**Information given:**

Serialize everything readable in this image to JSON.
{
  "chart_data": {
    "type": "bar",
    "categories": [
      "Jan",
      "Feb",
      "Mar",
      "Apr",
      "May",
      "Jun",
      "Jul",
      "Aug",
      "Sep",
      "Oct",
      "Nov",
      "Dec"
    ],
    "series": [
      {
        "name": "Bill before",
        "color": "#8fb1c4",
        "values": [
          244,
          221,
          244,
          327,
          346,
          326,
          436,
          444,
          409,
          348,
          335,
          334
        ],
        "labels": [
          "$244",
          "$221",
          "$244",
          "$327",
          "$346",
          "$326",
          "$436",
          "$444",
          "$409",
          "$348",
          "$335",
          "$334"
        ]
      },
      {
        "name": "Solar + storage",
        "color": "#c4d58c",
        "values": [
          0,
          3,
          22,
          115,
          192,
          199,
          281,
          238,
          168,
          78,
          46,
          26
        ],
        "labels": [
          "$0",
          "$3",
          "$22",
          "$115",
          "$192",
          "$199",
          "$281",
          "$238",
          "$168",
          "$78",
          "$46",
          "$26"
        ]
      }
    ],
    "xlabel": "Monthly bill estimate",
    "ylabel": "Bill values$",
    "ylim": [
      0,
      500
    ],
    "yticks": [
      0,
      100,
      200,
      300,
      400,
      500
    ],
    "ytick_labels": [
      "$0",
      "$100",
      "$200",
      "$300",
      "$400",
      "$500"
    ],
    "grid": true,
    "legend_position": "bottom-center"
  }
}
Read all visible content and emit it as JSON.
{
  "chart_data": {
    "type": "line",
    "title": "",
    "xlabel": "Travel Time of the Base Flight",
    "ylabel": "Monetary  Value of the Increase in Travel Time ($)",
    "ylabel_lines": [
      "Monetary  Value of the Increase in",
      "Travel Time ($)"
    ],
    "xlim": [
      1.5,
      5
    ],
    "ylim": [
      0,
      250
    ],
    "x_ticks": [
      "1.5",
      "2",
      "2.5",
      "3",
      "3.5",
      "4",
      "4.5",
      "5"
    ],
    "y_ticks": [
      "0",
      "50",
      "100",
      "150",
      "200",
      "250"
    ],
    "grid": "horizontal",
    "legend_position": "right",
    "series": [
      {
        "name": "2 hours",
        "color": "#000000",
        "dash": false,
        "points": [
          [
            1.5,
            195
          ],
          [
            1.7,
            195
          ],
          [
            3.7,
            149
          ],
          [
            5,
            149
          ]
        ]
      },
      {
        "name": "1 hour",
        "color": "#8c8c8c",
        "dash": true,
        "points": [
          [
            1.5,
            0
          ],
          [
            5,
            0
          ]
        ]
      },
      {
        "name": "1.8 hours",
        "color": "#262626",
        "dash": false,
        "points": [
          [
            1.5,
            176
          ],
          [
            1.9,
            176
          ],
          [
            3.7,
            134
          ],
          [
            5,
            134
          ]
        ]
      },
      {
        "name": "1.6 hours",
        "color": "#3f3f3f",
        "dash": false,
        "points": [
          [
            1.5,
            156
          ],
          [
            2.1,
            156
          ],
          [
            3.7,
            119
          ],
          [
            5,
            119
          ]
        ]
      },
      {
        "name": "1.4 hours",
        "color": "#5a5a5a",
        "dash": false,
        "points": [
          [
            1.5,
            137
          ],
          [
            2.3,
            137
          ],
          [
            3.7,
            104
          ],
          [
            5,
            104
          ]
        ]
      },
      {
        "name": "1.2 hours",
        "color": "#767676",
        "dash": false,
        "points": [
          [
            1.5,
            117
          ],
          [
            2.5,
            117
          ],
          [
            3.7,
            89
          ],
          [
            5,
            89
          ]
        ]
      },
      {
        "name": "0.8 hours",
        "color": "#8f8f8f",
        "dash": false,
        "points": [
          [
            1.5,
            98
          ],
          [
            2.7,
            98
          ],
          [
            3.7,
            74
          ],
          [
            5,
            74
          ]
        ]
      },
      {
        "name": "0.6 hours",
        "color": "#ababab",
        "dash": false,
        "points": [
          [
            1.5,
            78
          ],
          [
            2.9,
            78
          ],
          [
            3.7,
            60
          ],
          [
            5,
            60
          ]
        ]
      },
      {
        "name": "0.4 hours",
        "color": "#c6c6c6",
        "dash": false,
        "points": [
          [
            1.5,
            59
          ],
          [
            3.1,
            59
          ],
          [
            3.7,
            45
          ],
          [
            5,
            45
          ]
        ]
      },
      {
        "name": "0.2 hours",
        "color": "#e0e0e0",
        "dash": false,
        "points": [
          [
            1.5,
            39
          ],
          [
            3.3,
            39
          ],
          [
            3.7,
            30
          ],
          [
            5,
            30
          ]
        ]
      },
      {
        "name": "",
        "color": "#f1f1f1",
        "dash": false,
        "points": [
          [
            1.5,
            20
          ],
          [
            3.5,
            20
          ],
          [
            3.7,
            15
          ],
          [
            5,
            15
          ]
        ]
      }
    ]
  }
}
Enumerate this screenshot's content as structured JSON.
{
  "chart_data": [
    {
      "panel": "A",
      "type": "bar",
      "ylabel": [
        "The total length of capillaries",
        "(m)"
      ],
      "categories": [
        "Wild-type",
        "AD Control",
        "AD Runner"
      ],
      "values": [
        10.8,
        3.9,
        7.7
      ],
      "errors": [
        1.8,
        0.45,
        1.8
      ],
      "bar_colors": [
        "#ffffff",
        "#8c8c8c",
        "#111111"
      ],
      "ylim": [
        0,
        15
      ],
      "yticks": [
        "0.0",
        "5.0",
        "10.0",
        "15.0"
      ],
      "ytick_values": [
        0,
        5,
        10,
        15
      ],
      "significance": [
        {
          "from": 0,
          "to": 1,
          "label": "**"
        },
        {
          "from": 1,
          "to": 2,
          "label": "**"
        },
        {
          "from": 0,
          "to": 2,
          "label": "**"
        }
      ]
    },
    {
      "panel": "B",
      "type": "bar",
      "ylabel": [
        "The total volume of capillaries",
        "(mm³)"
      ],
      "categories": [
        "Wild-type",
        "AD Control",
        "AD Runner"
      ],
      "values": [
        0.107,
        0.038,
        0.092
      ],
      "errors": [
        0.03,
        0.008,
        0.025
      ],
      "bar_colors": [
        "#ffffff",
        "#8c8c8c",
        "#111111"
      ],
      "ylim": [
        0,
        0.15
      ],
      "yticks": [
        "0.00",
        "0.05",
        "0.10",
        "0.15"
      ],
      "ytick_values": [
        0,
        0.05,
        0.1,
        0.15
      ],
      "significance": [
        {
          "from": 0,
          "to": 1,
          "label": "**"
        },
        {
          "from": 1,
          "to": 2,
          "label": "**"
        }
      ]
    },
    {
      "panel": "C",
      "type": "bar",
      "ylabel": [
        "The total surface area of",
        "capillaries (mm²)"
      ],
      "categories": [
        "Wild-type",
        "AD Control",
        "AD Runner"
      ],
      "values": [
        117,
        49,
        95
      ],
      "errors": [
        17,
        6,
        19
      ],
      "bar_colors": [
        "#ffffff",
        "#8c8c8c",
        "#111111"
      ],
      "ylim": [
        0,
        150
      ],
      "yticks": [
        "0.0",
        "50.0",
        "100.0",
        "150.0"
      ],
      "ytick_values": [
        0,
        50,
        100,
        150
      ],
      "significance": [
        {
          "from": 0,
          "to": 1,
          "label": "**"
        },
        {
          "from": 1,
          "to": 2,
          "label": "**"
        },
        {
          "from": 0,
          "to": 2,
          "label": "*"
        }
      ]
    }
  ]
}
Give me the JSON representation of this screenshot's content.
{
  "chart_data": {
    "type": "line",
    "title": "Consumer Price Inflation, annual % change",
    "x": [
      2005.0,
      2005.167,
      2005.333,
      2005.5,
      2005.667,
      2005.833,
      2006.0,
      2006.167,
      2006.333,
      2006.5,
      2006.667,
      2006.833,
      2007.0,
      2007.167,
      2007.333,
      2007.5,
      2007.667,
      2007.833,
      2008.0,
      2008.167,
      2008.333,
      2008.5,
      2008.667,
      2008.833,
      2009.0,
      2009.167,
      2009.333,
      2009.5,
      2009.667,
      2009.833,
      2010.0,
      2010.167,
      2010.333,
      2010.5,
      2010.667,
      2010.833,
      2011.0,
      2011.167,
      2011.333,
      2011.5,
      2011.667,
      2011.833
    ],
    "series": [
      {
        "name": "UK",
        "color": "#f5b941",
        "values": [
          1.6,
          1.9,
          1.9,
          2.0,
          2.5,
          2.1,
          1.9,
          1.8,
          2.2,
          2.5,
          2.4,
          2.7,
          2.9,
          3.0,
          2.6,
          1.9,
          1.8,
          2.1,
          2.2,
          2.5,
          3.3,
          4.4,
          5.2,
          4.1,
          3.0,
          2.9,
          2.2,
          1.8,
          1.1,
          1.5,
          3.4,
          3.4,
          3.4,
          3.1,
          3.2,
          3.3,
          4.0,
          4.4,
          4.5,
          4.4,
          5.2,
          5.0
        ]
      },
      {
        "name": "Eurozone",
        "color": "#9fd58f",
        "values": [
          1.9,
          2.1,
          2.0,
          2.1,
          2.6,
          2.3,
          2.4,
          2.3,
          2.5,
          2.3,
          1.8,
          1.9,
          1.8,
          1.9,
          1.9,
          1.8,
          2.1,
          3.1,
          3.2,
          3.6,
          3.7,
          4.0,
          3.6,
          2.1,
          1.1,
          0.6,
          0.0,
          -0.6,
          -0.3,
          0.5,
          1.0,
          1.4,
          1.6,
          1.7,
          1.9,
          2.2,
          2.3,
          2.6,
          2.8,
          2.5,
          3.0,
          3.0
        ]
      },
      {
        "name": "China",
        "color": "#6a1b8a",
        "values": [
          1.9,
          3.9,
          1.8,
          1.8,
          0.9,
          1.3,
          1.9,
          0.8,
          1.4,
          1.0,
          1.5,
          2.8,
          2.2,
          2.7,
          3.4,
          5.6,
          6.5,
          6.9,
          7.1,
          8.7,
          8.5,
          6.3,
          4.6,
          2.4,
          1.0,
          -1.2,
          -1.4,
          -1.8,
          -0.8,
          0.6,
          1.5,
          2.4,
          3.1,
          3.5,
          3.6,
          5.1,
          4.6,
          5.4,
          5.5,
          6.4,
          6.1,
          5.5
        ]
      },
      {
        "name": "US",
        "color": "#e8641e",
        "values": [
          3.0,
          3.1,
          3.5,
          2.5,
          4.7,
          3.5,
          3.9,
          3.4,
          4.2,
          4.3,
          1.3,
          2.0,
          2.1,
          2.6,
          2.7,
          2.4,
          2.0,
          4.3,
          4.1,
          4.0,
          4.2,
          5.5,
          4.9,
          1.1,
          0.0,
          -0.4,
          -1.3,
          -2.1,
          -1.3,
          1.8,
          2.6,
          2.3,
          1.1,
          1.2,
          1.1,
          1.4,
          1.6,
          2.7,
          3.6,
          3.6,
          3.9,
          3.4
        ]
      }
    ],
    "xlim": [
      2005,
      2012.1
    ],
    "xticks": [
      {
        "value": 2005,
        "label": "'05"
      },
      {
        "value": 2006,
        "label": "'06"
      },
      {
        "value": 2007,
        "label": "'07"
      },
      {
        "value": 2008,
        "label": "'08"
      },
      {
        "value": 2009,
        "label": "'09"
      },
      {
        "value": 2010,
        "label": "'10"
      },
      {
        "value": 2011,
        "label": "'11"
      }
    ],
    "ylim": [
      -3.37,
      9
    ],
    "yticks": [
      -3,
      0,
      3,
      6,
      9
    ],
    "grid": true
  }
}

**What you need to do:** Copy out every line where the word "Increase" occurs.

**Output for this task:**
    "ylabel": "Monetary  Value of the Increase in Travel Time ($)",
      "Monetary  Value of the Increase in",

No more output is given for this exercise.